§ What is expected
List each line of the data that holds the word "Topic".
++++++++
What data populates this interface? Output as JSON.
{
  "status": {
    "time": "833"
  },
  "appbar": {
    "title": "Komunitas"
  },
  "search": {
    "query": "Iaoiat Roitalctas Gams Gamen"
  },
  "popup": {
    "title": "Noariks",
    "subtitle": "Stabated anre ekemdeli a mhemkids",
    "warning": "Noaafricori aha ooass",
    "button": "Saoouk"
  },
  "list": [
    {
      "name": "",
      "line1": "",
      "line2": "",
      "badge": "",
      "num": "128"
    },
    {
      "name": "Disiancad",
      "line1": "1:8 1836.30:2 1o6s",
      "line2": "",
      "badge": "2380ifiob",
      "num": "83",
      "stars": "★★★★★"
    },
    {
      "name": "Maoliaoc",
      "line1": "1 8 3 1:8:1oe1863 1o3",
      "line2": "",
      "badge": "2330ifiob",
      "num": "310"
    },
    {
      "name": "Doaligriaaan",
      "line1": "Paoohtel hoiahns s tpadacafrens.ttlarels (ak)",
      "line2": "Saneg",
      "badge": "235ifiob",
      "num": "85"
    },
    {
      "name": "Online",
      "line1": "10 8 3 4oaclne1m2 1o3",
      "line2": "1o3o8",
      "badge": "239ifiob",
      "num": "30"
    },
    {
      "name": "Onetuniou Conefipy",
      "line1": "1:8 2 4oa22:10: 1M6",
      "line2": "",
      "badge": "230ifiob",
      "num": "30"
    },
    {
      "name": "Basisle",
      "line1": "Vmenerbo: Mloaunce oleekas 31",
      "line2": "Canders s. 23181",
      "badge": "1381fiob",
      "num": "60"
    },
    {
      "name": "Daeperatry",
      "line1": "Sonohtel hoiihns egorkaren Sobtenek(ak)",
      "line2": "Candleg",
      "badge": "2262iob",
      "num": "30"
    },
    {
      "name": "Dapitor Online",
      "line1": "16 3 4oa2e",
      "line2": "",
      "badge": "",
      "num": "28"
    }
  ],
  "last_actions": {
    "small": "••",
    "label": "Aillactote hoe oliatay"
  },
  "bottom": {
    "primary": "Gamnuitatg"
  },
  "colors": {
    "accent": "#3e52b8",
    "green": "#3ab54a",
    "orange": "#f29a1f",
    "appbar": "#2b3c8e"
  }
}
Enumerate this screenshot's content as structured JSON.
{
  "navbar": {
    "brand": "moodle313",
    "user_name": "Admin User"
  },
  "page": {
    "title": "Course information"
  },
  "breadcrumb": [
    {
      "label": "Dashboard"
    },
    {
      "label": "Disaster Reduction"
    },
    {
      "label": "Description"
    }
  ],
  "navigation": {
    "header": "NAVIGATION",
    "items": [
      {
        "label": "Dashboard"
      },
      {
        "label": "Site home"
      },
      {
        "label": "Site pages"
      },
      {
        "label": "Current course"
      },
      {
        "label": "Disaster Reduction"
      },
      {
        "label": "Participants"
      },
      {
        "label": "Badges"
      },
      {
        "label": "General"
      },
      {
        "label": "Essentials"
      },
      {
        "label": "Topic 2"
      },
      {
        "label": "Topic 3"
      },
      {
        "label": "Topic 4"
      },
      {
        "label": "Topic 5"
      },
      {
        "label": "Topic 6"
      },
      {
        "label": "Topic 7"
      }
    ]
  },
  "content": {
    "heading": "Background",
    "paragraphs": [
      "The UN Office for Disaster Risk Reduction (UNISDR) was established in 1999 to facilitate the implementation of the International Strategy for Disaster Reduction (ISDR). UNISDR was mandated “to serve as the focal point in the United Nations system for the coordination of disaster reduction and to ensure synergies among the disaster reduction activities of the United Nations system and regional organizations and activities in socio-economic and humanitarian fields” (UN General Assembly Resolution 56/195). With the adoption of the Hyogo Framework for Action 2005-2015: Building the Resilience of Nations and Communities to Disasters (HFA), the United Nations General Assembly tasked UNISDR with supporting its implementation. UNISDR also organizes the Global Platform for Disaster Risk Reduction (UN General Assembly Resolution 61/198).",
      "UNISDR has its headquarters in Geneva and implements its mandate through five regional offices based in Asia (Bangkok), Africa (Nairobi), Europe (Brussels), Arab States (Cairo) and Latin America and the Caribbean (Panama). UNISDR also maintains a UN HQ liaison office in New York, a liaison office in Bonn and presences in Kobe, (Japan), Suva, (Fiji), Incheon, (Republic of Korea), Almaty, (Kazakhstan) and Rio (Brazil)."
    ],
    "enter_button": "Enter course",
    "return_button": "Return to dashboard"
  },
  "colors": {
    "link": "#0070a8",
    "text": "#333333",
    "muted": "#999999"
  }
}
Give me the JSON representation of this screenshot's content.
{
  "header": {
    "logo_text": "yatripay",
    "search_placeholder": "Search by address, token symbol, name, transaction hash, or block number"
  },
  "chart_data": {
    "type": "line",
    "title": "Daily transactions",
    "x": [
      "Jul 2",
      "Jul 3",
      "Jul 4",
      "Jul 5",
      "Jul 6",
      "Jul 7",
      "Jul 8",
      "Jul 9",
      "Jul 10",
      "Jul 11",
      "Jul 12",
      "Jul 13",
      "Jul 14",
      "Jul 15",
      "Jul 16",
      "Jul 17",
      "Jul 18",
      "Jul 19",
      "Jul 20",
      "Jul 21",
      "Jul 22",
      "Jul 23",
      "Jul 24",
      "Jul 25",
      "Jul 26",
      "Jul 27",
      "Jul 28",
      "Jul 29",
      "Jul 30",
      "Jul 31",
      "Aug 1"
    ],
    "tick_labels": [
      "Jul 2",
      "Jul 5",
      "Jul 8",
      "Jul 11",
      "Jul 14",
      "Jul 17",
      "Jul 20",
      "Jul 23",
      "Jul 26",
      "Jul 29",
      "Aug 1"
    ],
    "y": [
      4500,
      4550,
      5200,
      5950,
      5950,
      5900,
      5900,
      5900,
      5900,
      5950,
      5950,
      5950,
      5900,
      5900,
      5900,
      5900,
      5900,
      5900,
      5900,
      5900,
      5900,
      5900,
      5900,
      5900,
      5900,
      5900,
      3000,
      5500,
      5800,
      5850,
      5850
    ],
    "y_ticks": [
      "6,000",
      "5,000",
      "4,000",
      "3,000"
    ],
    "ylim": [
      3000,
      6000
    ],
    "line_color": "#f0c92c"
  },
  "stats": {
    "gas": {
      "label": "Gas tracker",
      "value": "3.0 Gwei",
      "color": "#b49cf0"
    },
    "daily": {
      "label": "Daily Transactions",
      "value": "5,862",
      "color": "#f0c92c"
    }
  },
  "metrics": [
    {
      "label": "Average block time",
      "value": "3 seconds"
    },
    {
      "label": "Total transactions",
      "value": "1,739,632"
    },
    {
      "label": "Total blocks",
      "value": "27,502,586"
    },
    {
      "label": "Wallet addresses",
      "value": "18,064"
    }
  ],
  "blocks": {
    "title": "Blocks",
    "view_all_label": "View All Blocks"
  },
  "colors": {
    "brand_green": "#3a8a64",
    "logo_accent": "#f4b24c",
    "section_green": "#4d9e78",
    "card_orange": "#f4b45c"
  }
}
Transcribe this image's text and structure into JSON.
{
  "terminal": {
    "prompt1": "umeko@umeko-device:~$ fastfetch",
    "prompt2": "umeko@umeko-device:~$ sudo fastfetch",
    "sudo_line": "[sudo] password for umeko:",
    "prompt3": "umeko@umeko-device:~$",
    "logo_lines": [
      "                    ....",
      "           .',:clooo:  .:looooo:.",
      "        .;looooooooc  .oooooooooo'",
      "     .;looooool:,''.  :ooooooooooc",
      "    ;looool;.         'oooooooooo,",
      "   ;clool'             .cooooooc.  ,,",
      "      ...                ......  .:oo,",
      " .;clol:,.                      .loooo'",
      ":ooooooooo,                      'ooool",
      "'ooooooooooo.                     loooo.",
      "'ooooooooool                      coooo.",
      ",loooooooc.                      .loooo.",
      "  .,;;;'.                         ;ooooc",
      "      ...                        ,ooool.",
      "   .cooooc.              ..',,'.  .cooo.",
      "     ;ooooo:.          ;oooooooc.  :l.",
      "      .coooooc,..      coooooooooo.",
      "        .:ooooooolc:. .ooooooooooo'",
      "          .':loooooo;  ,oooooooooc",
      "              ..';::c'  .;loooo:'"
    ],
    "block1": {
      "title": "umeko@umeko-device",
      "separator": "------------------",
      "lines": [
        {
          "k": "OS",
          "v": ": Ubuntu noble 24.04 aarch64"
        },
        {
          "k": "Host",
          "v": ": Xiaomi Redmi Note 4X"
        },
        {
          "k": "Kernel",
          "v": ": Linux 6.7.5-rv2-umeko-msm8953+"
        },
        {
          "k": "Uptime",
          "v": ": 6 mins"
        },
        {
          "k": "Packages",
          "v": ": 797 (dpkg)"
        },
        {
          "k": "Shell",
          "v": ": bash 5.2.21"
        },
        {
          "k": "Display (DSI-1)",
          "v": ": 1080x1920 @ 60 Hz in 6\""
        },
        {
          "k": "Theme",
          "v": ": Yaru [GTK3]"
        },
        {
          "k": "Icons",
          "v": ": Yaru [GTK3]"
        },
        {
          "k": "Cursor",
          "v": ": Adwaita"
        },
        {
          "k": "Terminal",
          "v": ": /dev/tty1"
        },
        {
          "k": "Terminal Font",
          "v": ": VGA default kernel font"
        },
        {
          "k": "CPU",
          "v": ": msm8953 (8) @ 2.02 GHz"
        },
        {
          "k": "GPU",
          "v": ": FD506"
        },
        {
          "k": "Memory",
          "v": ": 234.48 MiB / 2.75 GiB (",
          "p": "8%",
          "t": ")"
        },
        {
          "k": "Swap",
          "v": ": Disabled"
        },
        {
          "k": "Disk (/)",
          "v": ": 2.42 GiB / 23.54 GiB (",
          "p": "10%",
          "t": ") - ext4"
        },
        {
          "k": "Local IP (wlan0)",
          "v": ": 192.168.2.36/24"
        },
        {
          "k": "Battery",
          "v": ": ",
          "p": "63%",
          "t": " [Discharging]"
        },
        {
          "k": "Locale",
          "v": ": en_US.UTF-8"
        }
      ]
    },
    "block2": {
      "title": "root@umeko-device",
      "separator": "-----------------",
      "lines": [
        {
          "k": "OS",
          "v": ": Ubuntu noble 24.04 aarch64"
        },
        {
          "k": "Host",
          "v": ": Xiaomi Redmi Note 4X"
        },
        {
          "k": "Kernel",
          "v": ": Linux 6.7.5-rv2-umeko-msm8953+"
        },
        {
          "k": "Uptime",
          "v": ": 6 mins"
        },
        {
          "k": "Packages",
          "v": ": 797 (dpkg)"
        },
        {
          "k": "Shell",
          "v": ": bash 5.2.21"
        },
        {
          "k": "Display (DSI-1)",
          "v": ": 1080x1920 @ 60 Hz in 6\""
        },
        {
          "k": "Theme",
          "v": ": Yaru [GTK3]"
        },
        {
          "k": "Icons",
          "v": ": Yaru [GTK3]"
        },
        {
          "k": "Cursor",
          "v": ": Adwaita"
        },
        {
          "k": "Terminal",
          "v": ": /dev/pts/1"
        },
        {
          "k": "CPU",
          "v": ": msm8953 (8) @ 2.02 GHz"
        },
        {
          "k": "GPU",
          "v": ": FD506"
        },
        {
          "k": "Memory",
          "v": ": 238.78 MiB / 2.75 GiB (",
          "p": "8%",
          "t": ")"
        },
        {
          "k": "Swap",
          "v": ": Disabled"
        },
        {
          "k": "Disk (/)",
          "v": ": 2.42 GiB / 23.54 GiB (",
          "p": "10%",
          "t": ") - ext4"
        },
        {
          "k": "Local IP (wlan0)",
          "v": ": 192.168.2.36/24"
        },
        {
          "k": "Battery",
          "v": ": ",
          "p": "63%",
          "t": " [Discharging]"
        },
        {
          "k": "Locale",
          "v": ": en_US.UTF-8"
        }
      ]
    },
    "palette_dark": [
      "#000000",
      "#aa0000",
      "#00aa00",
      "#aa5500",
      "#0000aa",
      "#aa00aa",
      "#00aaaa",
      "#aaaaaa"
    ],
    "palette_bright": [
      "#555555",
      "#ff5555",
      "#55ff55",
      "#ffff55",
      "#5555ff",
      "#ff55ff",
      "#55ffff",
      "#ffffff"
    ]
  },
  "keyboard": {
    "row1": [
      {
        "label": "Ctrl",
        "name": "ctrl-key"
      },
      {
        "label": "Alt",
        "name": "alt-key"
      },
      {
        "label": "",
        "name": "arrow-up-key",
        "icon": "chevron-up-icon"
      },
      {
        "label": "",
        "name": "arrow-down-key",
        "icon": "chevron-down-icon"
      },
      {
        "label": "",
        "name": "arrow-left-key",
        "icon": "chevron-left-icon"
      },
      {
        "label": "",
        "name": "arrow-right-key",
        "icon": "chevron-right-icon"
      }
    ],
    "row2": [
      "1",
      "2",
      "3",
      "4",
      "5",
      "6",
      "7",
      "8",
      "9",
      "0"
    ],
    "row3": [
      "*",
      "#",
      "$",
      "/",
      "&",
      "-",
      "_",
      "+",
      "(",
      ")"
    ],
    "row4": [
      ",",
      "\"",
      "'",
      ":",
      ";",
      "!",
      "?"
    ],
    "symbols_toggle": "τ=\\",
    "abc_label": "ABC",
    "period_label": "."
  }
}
++++++++
§ Complete answer
        "label": "Topic 2"
        "label": "Topic 3"
        "label": "Topic 4"
        "label": "Topic 5"
        "label": "Topic 6"
        "label": "Topic 7"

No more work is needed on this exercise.